[Items from a dataset]
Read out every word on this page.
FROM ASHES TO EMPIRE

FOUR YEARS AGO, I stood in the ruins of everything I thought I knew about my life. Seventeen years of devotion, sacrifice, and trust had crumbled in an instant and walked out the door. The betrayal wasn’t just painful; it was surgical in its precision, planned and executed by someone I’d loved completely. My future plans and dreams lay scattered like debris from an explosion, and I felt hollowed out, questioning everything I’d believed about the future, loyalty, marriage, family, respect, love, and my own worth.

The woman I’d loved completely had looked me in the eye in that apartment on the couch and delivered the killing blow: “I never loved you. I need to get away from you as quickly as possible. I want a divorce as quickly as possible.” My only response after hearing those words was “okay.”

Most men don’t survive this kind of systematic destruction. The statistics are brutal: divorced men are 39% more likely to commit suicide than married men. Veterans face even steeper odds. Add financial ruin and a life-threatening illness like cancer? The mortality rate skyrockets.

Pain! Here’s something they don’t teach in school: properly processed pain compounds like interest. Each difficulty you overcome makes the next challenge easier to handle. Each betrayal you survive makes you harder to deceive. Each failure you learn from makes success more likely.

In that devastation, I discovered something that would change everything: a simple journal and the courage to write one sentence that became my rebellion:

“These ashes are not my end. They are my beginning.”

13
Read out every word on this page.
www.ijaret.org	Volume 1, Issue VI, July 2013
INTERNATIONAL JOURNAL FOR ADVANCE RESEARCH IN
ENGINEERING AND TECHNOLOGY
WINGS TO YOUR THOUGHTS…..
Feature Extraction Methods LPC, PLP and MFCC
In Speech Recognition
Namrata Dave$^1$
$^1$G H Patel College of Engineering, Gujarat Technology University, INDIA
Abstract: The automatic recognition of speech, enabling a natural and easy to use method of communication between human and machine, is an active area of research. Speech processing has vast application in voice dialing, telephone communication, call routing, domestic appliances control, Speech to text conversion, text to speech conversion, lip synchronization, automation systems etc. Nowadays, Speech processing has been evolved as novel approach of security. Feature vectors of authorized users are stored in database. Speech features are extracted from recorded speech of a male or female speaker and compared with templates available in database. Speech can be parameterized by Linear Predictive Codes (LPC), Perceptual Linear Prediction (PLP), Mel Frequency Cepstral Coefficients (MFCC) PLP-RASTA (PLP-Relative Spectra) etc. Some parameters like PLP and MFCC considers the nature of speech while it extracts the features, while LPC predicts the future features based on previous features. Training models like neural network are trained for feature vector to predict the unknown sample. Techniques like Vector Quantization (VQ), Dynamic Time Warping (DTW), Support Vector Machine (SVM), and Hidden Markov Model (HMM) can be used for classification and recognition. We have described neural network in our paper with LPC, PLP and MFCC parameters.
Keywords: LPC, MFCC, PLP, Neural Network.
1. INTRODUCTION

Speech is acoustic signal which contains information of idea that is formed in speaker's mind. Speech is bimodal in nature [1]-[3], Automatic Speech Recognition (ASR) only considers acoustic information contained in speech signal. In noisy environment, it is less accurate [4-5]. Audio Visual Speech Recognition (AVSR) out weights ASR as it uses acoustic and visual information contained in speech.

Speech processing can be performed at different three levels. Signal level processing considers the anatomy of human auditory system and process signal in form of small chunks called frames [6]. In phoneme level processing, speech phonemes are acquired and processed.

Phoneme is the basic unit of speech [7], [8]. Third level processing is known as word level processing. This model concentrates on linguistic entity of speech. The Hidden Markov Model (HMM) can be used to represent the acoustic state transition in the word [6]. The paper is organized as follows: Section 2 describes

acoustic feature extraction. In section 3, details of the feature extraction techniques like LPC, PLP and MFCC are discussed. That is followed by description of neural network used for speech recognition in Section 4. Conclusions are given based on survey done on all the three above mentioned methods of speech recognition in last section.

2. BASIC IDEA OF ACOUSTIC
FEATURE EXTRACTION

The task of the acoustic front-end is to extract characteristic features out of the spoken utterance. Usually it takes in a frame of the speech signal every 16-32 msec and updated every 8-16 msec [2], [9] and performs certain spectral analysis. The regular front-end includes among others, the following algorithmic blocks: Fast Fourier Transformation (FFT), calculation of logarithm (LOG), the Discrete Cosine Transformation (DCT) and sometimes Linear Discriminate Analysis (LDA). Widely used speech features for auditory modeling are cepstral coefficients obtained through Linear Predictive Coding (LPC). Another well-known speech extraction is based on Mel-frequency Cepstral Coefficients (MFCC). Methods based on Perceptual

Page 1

• [WHAT IS ASKED] Recopy all the lines exactly as they appear.

• [TASK OUTPUT]
Read out every word on this page.
FROM ASHES TO EMPIRE

FOUR YEARS AGO, I stood in the ruins of everything I thought I knew about my life. Seventeen years of devotion, sacrifice, and trust had crumbled in an instant and walked out the door. The betrayal wasn’t just painful; it was surgical in its precision, planned and executed by someone I’d loved completely. My future plans and dreams lay scattered like debris from an explosion, and I felt hollowed out, questioning everything I’d believed about the future, loyalty, marriage, family, respect, love, and my own worth.

The woman I’d loved completely had looked me in the eye in that apartment on the couch and delivered the killing blow: “I never loved you. I need to get away from you as quickly as possible. I want a divorce as quickly as possible.” My only response after hearing those words was “okay.”

Most men don’t survive this kind of systematic destruction. The statistics are brutal: divorced men are 39% more likely to commit suicide than married men. Veterans face even steeper odds. Add financial ruin and a life-threatening illness like cancer? The mortality rate skyrockets.

Pain! Here’s something they don’t teach in school: properly processed pain compounds like interest. Each difficulty you overcome makes the next challenge easier to handle. Each betrayal you survive makes you harder to deceive. Each failure you learn from makes success more likely.

In that devastation, I discovered something that would change everything: a simple journal and the courage to write one sentence that became my rebellion:

“These ashes are not my end. They are my beginning.”

13
Read out every word on this page.
www.ijaret.org	Volume 1, Issue VI, July 2013
INTERNATIONAL JOURNAL FOR ADVANCE RESEARCH IN
ENGINEERING AND TECHNOLOGY
WINGS TO YOUR THOUGHTS…..
Feature Extraction Methods LPC, PLP and MFCC
In Speech Recognition
Namrata Dave$^1$
$^1$G H Patel College of Engineering, Gujarat Technology University, INDIA
Abstract: The automatic recognition of speech, enabling a natural and easy to use method of communication between human and machine, is an active area of research. Speech processing has vast application in voice dialing, telephone communication, call routing, domestic appliances control, Speech to text conversion, text to speech conversion, lip synchronization, automation systems etc. Nowadays, Speech processing has been evolved as novel approach of security. Feature vectors of authorized users are stored in database. Speech features are extracted from recorded speech of a male or female speaker and compared with templates available in database. Speech can be parameterized by Linear Predictive Codes (LPC), Perceptual Linear Prediction (PLP), Mel Frequency Cepstral Coefficients (MFCC) PLP-RASTA (PLP-Relative Spectra) etc. Some parameters like PLP and MFCC considers the nature of speech while it extracts the features, while LPC predicts the future features based on previous features. Training models like neural network are trained for feature vector to predict the unknown sample. Techniques like Vector Quantization (VQ), Dynamic Time Warping (DTW), Support Vector Machine (SVM), and Hidden Markov Model (HMM) can be used for classification and recognition. We have described neural network in our paper with LPC, PLP and MFCC parameters.
Keywords: LPC, MFCC, PLP, Neural Network.
1. INTRODUCTION

Speech is acoustic signal which contains information of idea that is formed in speaker's mind. Speech is bimodal in nature [1]-[3], Automatic Speech Recognition (ASR) only considers acoustic information contained in speech signal. In noisy environment, it is less accurate [4-5]. Audio Visual Speech Recognition (AVSR) out weights ASR as it uses acoustic and visual information contained in speech.

Speech processing can be performed at different three levels. Signal level processing considers the anatomy of human auditory system and process signal in form of small chunks called frames [6]. In phoneme level processing, speech phonemes are acquired and processed.

Phoneme is the basic unit of speech [7], [8]. Third level processing is known as word level processing. This model concentrates on linguistic entity of speech. The Hidden Markov Model (HMM) can be used to represent the acoustic state transition in the word [6]. The paper is organized as follows: Section 2 describes

acoustic feature extraction. In section 3, details of the feature extraction techniques like LPC, PLP and MFCC are discussed. That is followed by description of neural network used for speech recognition in Section 4. Conclusions are given based on survey done on all the three above mentioned methods of speech recognition in last section.

2. BASIC IDEA OF ACOUSTIC
FEATURE EXTRACTION

The task of the acoustic front-end is to extract characteristic features out of the spoken utterance. Usually it takes in a frame of the speech signal every 16-32 msec and updated every 8-16 msec [2], [9] and performs certain spectral analysis. The regular front-end includes among others, the following algorithmic blocks: Fast Fourier Transformation (FFT), calculation of logarithm (LOG), the Discrete Cosine Transformation (DCT) and sometimes Linear Discriminate Analysis (LDA). Widely used speech features for auditory modeling are cepstral coefficients obtained through Linear Predictive Coding (LPC). Another well-known speech extraction is based on Mel-frequency Cepstral Coefficients (MFCC). Methods based on Perceptual

Page 1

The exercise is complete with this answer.